### [What to do]
Copy out all lines that carry the word "हशमत".

___ Dataset ___

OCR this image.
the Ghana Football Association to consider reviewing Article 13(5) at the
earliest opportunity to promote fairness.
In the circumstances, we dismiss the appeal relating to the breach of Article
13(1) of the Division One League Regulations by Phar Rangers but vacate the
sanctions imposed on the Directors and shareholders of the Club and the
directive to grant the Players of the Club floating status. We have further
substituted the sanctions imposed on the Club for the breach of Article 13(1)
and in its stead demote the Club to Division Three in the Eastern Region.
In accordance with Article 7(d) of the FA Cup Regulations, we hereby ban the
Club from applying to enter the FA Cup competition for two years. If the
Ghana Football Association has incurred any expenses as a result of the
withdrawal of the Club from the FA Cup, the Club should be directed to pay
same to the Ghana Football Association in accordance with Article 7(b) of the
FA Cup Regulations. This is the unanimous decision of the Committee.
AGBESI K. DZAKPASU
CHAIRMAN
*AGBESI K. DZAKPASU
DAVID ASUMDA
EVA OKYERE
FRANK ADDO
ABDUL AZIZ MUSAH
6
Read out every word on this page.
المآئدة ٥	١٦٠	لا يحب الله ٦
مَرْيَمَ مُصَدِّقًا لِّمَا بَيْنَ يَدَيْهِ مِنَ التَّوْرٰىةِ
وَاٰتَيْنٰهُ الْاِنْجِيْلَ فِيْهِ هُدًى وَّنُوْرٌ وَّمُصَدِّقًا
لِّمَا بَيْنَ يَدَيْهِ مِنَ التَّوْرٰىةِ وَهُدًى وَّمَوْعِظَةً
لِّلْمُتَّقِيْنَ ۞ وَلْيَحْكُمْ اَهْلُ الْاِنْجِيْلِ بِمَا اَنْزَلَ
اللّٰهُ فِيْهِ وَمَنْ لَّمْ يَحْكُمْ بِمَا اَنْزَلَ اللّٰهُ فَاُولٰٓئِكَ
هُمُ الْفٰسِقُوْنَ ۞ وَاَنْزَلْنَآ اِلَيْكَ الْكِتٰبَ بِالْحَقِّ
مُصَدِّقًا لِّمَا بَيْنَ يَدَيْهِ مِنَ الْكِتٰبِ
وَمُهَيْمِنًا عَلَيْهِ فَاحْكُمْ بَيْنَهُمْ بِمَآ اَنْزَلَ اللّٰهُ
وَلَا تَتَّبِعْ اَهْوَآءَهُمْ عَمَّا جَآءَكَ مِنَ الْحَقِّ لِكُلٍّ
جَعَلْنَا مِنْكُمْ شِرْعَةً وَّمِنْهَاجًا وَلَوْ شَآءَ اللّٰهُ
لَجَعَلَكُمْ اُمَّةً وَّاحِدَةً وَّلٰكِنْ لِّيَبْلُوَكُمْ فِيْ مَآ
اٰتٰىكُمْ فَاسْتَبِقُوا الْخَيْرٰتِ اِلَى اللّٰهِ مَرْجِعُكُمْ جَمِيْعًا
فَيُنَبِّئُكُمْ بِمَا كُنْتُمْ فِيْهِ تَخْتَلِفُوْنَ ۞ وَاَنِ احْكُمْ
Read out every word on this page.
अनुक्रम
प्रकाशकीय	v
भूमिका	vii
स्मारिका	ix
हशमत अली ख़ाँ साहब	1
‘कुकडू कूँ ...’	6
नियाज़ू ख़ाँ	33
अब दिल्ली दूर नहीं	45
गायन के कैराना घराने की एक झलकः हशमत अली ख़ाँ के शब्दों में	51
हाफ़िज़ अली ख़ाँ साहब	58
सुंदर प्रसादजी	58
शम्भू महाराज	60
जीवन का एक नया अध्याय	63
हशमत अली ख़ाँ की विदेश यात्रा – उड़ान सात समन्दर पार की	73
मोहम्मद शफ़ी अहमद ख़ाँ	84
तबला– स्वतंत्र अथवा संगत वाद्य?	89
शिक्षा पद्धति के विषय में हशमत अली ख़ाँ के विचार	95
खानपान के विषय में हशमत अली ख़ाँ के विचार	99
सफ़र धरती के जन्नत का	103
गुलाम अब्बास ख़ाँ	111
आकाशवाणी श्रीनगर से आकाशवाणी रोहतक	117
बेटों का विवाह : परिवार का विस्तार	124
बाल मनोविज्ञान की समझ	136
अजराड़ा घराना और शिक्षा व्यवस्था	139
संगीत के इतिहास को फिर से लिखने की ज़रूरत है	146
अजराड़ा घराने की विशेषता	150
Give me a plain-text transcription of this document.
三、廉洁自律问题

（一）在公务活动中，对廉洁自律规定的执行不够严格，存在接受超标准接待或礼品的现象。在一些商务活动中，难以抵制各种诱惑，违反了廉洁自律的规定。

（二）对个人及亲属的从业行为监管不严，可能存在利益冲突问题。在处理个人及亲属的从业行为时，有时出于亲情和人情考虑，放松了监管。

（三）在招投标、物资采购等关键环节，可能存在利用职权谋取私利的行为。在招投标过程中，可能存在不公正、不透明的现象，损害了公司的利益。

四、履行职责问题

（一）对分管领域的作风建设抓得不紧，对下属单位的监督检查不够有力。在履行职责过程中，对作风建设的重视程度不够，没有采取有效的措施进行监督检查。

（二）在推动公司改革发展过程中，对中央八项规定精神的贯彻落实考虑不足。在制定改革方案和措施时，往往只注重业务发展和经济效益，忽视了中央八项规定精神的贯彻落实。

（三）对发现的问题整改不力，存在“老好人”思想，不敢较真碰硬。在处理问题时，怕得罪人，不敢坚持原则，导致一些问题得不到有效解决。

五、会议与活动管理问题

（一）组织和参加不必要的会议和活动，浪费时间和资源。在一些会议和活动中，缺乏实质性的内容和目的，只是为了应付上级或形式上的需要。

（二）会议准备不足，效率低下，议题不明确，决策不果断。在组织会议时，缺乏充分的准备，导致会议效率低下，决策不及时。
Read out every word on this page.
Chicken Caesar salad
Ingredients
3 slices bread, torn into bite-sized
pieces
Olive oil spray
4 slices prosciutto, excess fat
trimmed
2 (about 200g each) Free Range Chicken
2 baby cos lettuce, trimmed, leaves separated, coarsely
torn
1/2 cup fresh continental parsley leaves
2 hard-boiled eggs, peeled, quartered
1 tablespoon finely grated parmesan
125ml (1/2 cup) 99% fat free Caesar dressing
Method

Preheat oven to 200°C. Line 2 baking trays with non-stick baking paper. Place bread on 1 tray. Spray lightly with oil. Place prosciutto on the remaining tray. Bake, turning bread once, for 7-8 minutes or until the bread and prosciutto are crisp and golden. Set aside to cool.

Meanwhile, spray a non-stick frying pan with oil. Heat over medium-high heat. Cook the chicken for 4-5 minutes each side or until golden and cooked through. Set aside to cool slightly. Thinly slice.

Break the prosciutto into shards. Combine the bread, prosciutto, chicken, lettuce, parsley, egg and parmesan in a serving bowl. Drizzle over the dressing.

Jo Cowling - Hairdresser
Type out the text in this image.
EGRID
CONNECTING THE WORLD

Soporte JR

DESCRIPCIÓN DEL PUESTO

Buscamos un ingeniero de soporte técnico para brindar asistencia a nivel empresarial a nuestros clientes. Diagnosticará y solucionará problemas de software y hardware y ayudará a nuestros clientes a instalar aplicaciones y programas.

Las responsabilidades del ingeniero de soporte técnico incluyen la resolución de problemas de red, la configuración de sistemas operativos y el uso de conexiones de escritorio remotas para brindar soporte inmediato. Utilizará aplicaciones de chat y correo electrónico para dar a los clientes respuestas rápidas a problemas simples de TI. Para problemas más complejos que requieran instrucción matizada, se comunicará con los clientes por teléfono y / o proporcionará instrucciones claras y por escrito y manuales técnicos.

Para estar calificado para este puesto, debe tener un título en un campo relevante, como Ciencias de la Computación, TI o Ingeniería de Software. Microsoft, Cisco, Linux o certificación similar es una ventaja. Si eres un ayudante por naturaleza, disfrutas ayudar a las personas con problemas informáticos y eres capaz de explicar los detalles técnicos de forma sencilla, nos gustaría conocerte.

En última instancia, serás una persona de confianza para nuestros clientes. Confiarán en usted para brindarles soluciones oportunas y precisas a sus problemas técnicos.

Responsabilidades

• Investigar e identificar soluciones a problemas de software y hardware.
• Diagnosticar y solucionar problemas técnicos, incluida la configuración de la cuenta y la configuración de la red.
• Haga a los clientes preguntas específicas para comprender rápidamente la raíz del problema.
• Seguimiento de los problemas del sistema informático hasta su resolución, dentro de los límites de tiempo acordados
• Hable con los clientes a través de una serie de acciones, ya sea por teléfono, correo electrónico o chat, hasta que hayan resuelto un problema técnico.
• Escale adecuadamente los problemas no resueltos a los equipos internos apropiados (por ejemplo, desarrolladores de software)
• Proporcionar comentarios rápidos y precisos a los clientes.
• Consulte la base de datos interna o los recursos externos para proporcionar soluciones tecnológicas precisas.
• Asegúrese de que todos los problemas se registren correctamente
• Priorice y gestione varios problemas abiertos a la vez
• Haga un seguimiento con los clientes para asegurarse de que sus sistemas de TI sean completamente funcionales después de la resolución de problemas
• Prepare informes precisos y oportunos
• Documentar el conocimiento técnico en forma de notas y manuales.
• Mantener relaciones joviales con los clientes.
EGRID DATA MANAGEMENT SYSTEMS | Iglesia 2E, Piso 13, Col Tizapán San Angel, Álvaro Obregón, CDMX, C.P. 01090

___

### [Solution]
हशमत अली ख़ाँ साहब	1
गायन के कैराना घराने की एक झलकः हशमत अली ख़ाँ के शब्दों में	51
हशमत अली ख़ाँ की विदेश यात्रा – उड़ान सात समन्दर पार की	73
शिक्षा पद्धति के विषय में हशमत अली ख़ाँ के विचार	95
खानपान के विषय में हशमत अली ख़ाँ के विचार	99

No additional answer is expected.